(Records from a collection)
━━━━━━━━━━
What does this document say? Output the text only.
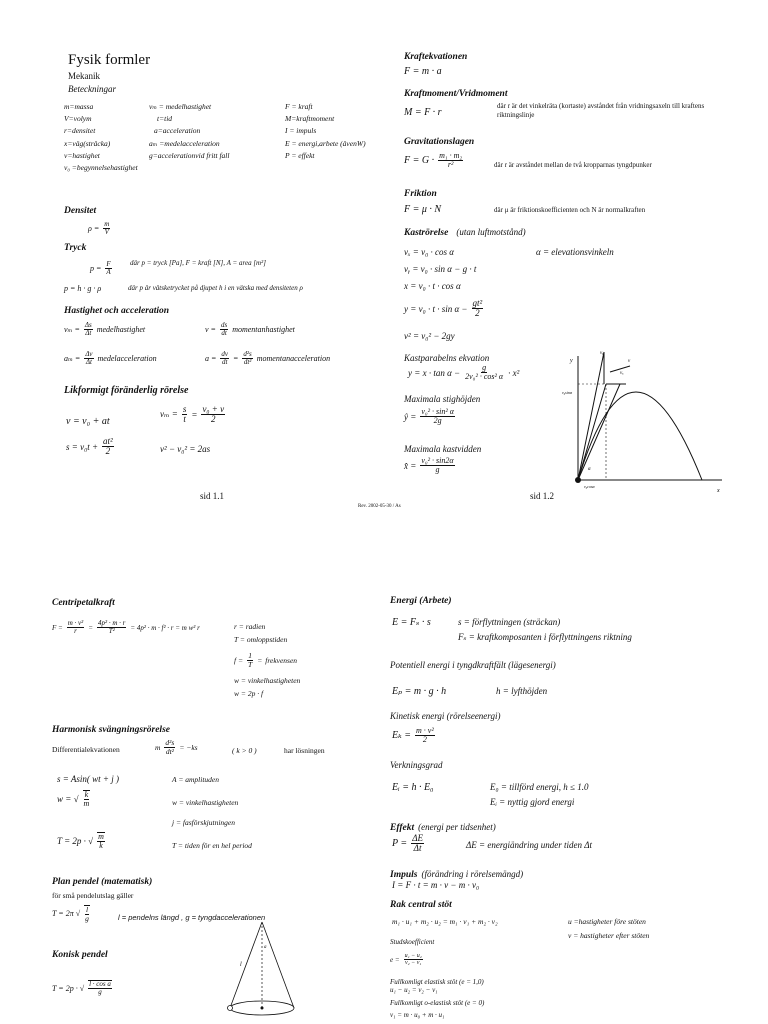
Fysik formler
Mekanik
Beteckningar
m=massa
V=volym
r=densitet
x=väg(sträcka)
v=hastighet
v₀ =begynnelsehastighet
vₘ = medelhastighet
t=tid
a=acceleration
aₘ =medelacceleration
g=accelerationvid fritt fall
F = kraft
M=kraftmoment
I = impuls
E = energi,arbete (ävenW)
P = effekt
Densitet
$\rho = \frac{m}{V}$
Tryck
$p = \frac{F}{A}$	där p = tryck [Pa], F = kraft [N], A = area [m²]
p = h · g · ρ	där p är vätsketrycket på djupet h i en vätska med densiteten ρ
Hastighet och acceleration
$v_m = \frac{\Delta s}{\Delta t}$ medelhastighet	$v = \frac{ds}{dt}$ momentanhastighet
$a_m = \frac{\Delta v}{\Delta t}$ medelacceleration	$a = \frac{dv}{dt} = \frac{\text{d²s}}{\text{dt²}}$ momentanacceleration
Likformigt föränderlig rörelse
v = v₀ + at
$v_m = \frac{s}{t} = \frac{\text{v₀ + v}}{2}$
$s = v_0t + \frac{\text{at²}}{2}$	v² − v₀² = 2as
sid 1.1
Rev. 2002-05-30 / As
Kraftekvationen
F = m · a
Kraftmoment/Vridmoment
M = F · r
där r är det vinkelräta (kortaste) avståndet från vridningsaxeln till kraftens riktningslinje
Gravitationslagen
$F = G \cdot \frac{\text{m₁ · m₂}}{\text{r²}}$	där r är avståndet mellan de två kropparnas tyngdpunker
Friktion
F = μ · N	där μ är friktionskoefficienten och N är normalkraften
Kaströrelse (utan luftmotstånd)
vₓ = v₀ · cos α	α = elevationsvinkeln
vᵧ = v₀ · sin α − g · t
x = v₀ · t · cos α
$y = v_0 \cdot t \cdot \sin \alpha - \frac{\text{gt²}}{2}$
v² = v₀² − 2gy
Kastparabelns ekvation
$y = x \cdot \tan \alpha - \frac{g}{\text{2v₀² · cos² α}} \cdot x^2$
Maximala stighöjden
ŷ = $\frac{\text{v₀² · sin² α}}{2g}$
Maximala kastvidden
x̂ = $\frac{\text{v₀² · sin2α}}{g}$
sid 1.2
y
x
vᵧ
v
vₓ
v₀sinα
v₀cosα
α
Centripetalkraft
$F = \frac{\text{m · v²}}{r} = \frac{\text{4p² · m · r}}{\text{T²}} = 4p^2 \cdot m \cdot f^2 \cdot r = m$ w² r	r = radien
T = omloppstiden
$f = \frac{1}{T}$ = frekvensen
w = vinkelhastigheten
w = 2p · f
Harmonisk svängningsrörelse
Differentialekvationen	m $\frac{\text{d²s}}{\text{dt²}} = -ks$	( k > 0 )	har lösningen
s = Asin( wt + j )	A = amplituden
w = √ $\frac{k}{m}$	w = vinkelhastigheten
j = fasförskjutningen
T = 2p · √ $\frac{m}{k}$	T = tiden för en hel period
Plan pendel (matematisk)
för små pendelutslag gäller
T = 2π √ $\frac{l}{g}$	l = pendelns längd , g = tyngdaccelerationen
Konisk pendel
T = 2p · √ $\frac{\text{l · cos a}}{g}$
l
a
Energi (Arbete)
E = Fₛ · s	s = förflyttningen (sträckan)
Fₛ = kraftkomposanten i förflyttningens riktning
Potentiell energi i tyngdkraftfält (lägesenergi)
Eₚ = m · g · h	h = lyfthöjden
Kinetisk energi (rörelseenergi)
$E_k = \frac{\text{m · v²}}{2}$
Verkningsgrad
Eᵢ = h · E₀	E₀ = tillförd energi, h ≤ 1.0
Eᵢ = nyttig gjord energi
Effekt (energi per tidsenhet)
$P = \frac{\Delta E}{\Delta t}$	ΔE = energiändring under tiden Δt
Impuls (förändring i rörelsemängd)
I = F · t = m · v − m · v₀
Rak central stöt
m₁ · u₁ + m₂ · u₂ = m₁ · v₁ + m₂ · v₂	u =hastigheter före stöten
v = hastigheter efter stöten
Studskoefficient
$e = \frac{\text{u₁ − u₂}}{\text{v₂ − v₁}}$
Fullkomligt elastisk stöt (e = 1,0)
u₁ − u₂ = v₂ − v₁
Fullkomligt o-elastisk stöt (e = 0)
v₁ = m · u₀ + m · u₁
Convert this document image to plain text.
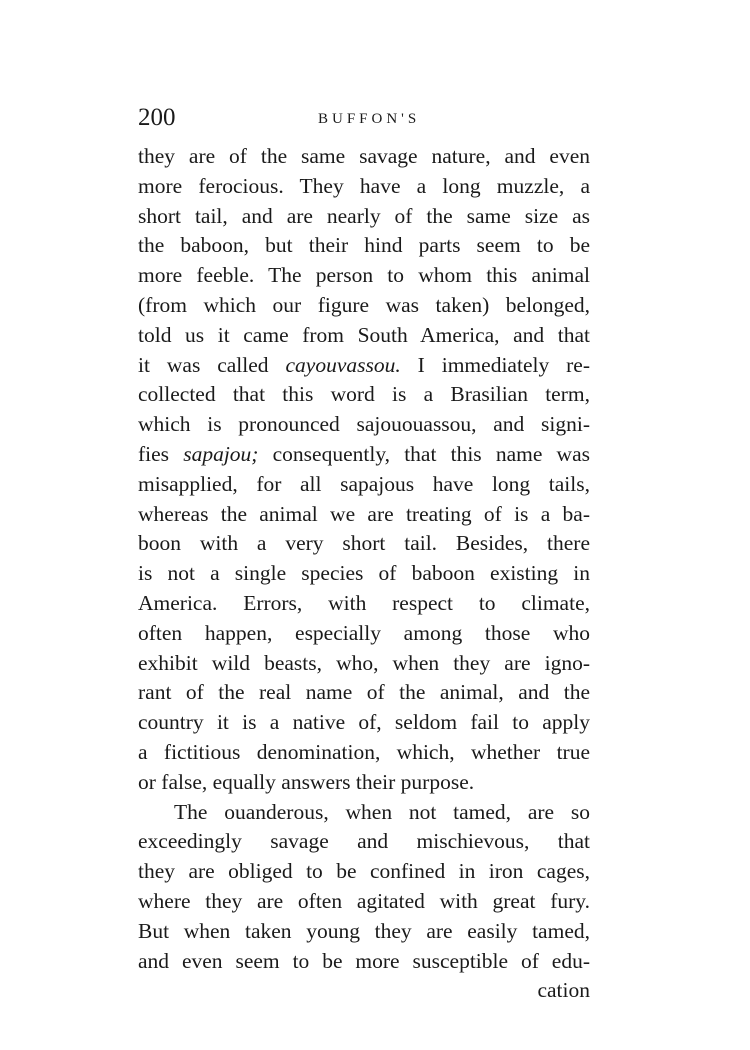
200	BUFFON'S
they are of the same savage nature, and even
more ferocious. They have a long muzzle, a
short tail, and are nearly of the same size as
the baboon, but their hind parts seem to be
more feeble. The person to whom this animal
(from which our figure was taken) belonged,
told us it came from South America, and that
it was called cayouvassou. I immediately re-
collected that this word is a Brasilian term,
which is pronounced sajououassou, and signi-
fies sapajou; consequently, that this name was
misapplied, for all sapajous have long tails,
whereas the animal we are treating of is a ba-
boon with a very short tail. Besides, there
is not a single species of baboon existing in
America. Errors, with respect to climate,
often happen, especially among those who
exhibit wild beasts, who, when they are igno-
rant of the real name of the animal, and the
country it is a native of, seldom fail to apply
a fictitious denomination, which, whether true
or false, equally answers their purpose.
The ouanderous, when not tamed, are so
exceedingly savage and mischievous, that
they are obliged to be confined in iron cages,
where they are often agitated with great fury.
But when taken young they are easily tamed,
and even seem to be more susceptible of edu-
cation
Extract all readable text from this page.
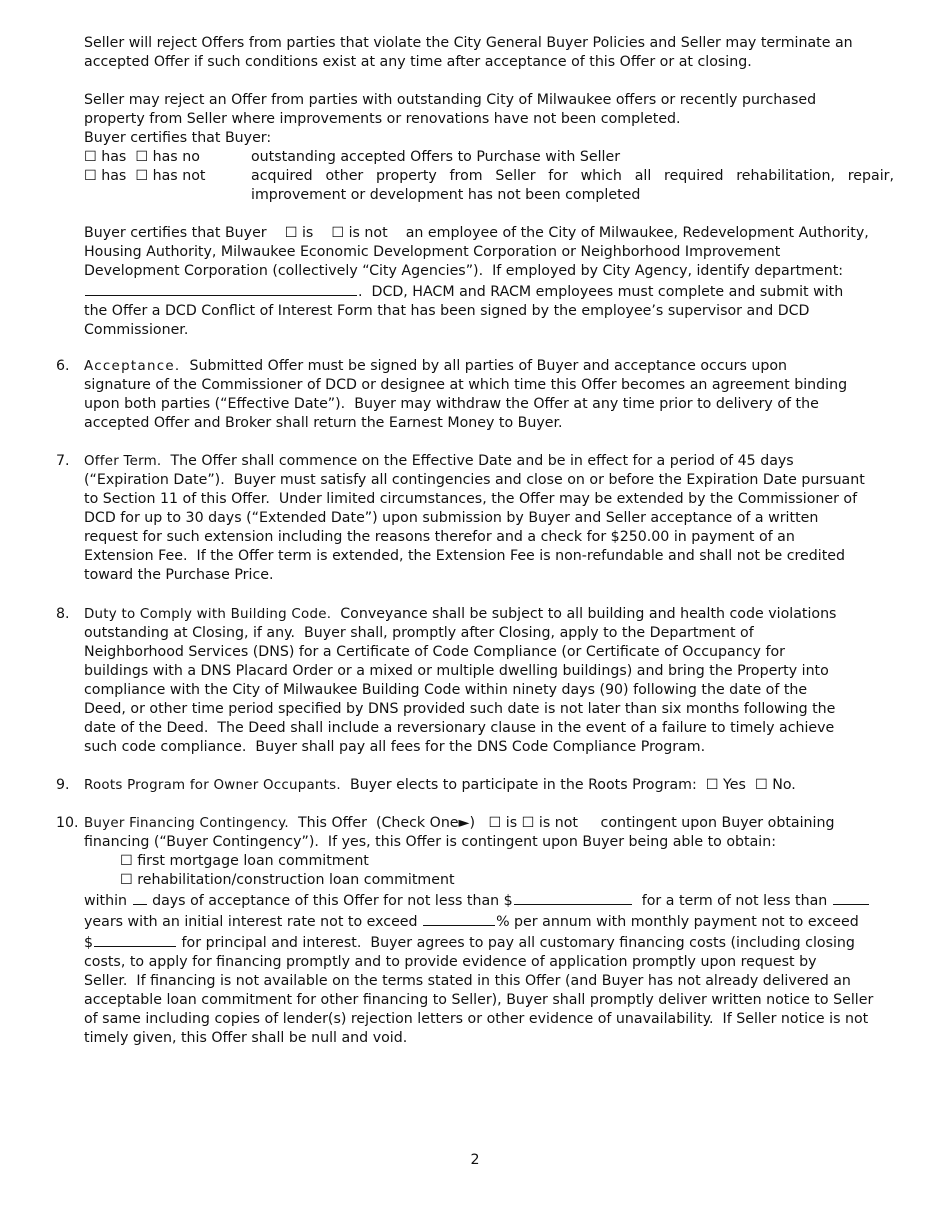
Seller will reject Offers from parties that violate the City General Buyer Policies and Seller may terminate an
accepted Offer if such conditions exist at any time after acceptance of this Offer or at closing.
Seller may reject an Offer from parties with outstanding City of Milwaukee offers or recently purchased
property from Seller where improvements or renovations have not been completed.
Buyer certifies that Buyer:
☐ has ☐ has no	outstanding accepted Offers to Purchase with Seller
☐ has ☐ has not	acquired other property from Seller for which all required rehabilitation, repair, improvement or development has not been completed
Buyer certifies that Buyer ☐ is ☐ is not an employee of the City of Milwaukee, Redevelopment Authority,
Housing Authority, Milwaukee Economic Development Corporation or Neighborhood Improvement
Development Corporation (collectively “City Agencies”).  If employed by City Agency, identify department:
.  DCD, HACM and RACM employees must complete and submit with
the Offer a DCD Conflict of Interest Form that has been signed by the employee’s supervisor and DCD
Commissioner.
6. Acceptance. Submitted Offer must be signed by all parties of Buyer and acceptance occurs upon
signature of the Commissioner of DCD or designee at which time this Offer becomes an agreement binding
upon both parties (“Effective Date”).  Buyer may withdraw the Offer at any time prior to delivery of the
accepted Offer and Broker shall return the Earnest Money to Buyer.
7. Offer Term. The Offer shall commence on the Effective Date and be in effect for a period of 45 days
(“Expiration Date”).  Buyer must satisfy all contingencies and close on or before the Expiration Date pursuant
to Section 11 of this Offer.  Under limited circumstances, the Offer may be extended by the Commissioner of
DCD for up to 30 days (“Extended Date”) upon submission by Buyer and Seller acceptance of a written
request for such extension including the reasons therefor and a check for $250.00 in payment of an
Extension Fee.  If the Offer term is extended, the Extension Fee is non-refundable and shall not be credited
toward the Purchase Price.
8. Duty to Comply with Building Code. Conveyance shall be subject to all building and health code violations
outstanding at Closing, if any.  Buyer shall, promptly after Closing, apply to the Department of
Neighborhood Services (DNS) for a Certificate of Code Compliance (or Certificate of Occupancy for
buildings with a DNS Placard Order or a mixed or multiple dwelling buildings) and bring the Property into
compliance with the City of Milwaukee Building Code within ninety days (90) following the date of the
Deed, or other time period specified by DNS provided such date is not later than six months following the
date of the Deed.  The Deed shall include a reversionary clause in the event of a failure to timely achieve
such code compliance.  Buyer shall pay all fees for the DNS Code Compliance Program.
9. Roots Program for Owner Occupants. Buyer elects to participate in the Roots Program: ☐ Yes ☐ No.
10. Buyer Financing Contingency. This Offer  (Check One►) ☐ is ☐ is not contingent upon Buyer obtaining
financing (“Buyer Contingency”).  If yes, this Offer is contingent upon Buyer being able to obtain:
☐ first mortgage loan commitment
☐ rehabilitation/construction loan commitment
within days of acceptance of this Offer for not less than $	for a term of not less than
years with an initial interest rate not to exceed	% per annum with monthly payment not to exceed
$	for principal and interest.  Buyer agrees to pay all customary financing costs (including closing
costs, to apply for financing promptly and to provide evidence of application promptly upon request by
Seller.  If financing is not available on the terms stated in this Offer (and Buyer has not already delivered an
acceptable loan commitment for other financing to Seller), Buyer shall promptly deliver written notice to Seller
of same including copies of lender(s) rejection letters or other evidence of unavailability.  If Seller notice is not
timely given, this Offer shall be null and void.
2
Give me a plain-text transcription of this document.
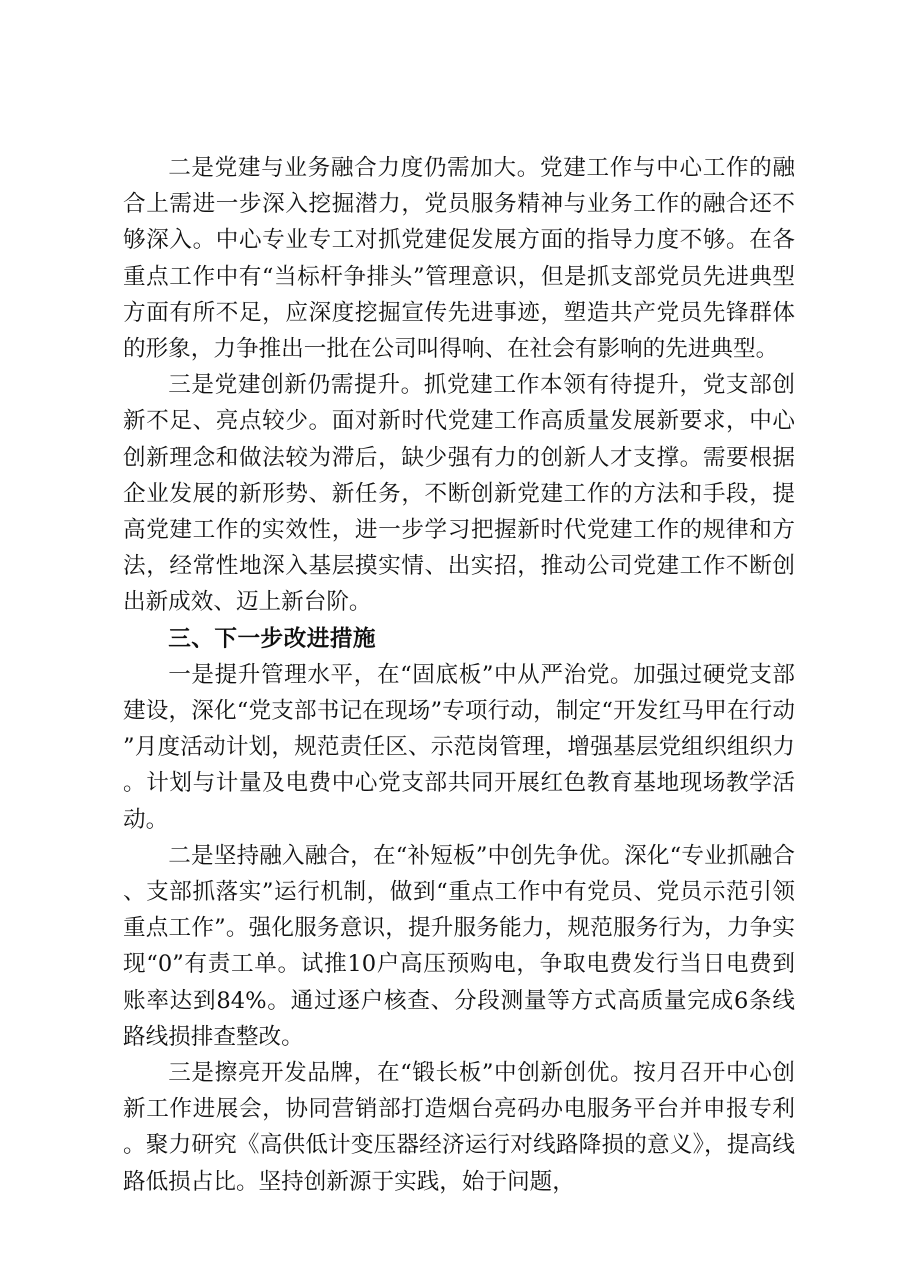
二是党建与业务融合力度仍需加大。党建工作与中心工作的融合上需进一步深入挖掘潜力，党员服务精神与业务工作的融合还不够深入。中心专业专工对抓党建促发展方面的指导力度不够。在各重点工作中有“当标杆争排头”管理意识，但是抓支部党员先进典型方面有所不足，应深度挖掘宣传先进事迹，塑造共产党员先锋群体的形象，力争推出一批在公司叫得响、在社会有影响的先进典型。

三是党建创新仍需提升。抓党建工作本领有待提升，党支部创新不足、亮点较少。面对新时代党建工作高质量发展新要求，中心创新理念和做法较为滞后，缺少强有力的创新人才支撑。需要根据企业发展的新形势、新任务，不断创新党建工作的方法和手段，提高党建工作的实效性，进一步学习把握新时代党建工作的规律和方法，经常性地深入基层摸实情、出实招，推动公司党建工作不断创出新成效、迈上新台阶。

三、下一步改进措施

一是提升管理水平，在“固底板”中从严治党。加强过硬党支部建设，深化“党支部书记在现场”专项行动，制定“开发红马甲在行动”月度活动计划，规范责任区、示范岗管理，增强基层党组织组织力。计划与计量及电费中心党支部共同开展红色教育基地现场教学活动。

二是坚持融入融合，在“补短板”中创先争优。深化“专业抓融合、支部抓落实”运行机制，做到“重点工作中有党员、党员示范引领重点工作”。强化服务意识，提升服务能力，规范服务行为，力争实现“0”有责工单。试推10户高压预购电，争取电费发行当日电费到账率达到84%。通过逐户核查、分段测量等方式高质量完成6条线路线损排查整改。

三是擦亮开发品牌，在“锻长板”中创新创优。按月召开中心创新工作进展会，协同营销部打造烟台亮码办电服务平台并申报专利。聚力研究《高供低计变压器经济运行对线路降损的意义》，提高线路低损占比。坚持创新源于实践，始于问题，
━━━━━━━━━━
-- Directive --
Please output exactly the lines from the line containing "Give me a plain-text" through the last line of the records above, both included, and leave out any pictures.

-- Response to the exercise --
Give me a plain-text transcription of this document.
二是党建与业务融合力度仍需加大。党建工作与中心工作的融合上需进一步深入挖掘潜力，党员服务精神与业务工作的融合还不够深入。中心专业专工对抓党建促发展方面的指导力度不够。在各重点工作中有“当标杆争排头”管理意识，但是抓支部党员先进典型方面有所不足，应深度挖掘宣传先进事迹，塑造共产党员先锋群体的形象，力争推出一批在公司叫得响、在社会有影响的先进典型。

三是党建创新仍需提升。抓党建工作本领有待提升，党支部创新不足、亮点较少。面对新时代党建工作高质量发展新要求，中心创新理念和做法较为滞后，缺少强有力的创新人才支撑。需要根据企业发展的新形势、新任务，不断创新党建工作的方法和手段，提高党建工作的实效性，进一步学习把握新时代党建工作的规律和方法，经常性地深入基层摸实情、出实招，推动公司党建工作不断创出新成效、迈上新台阶。

三、下一步改进措施

一是提升管理水平，在“固底板”中从严治党。加强过硬党支部建设，深化“党支部书记在现场”专项行动，制定“开发红马甲在行动”月度活动计划，规范责任区、示范岗管理，增强基层党组织组织力。计划与计量及电费中心党支部共同开展红色教育基地现场教学活动。

二是坚持融入融合，在“补短板”中创先争优。深化“专业抓融合、支部抓落实”运行机制，做到“重点工作中有党员、党员示范引领重点工作”。强化服务意识，提升服务能力，规范服务行为，力争实现“0”有责工单。试推10户高压预购电，争取电费发行当日电费到账率达到84%。通过逐户核查、分段测量等方式高质量完成6条线路线损排查整改。

三是擦亮开发品牌，在“锻长板”中创新创优。按月召开中心创新工作进展会，协同营销部打造烟台亮码办电服务平台并申报专利。聚力研究《高供低计变压器经济运行对线路降损的意义》，提高线路低损占比。坚持创新源于实践，始于问题，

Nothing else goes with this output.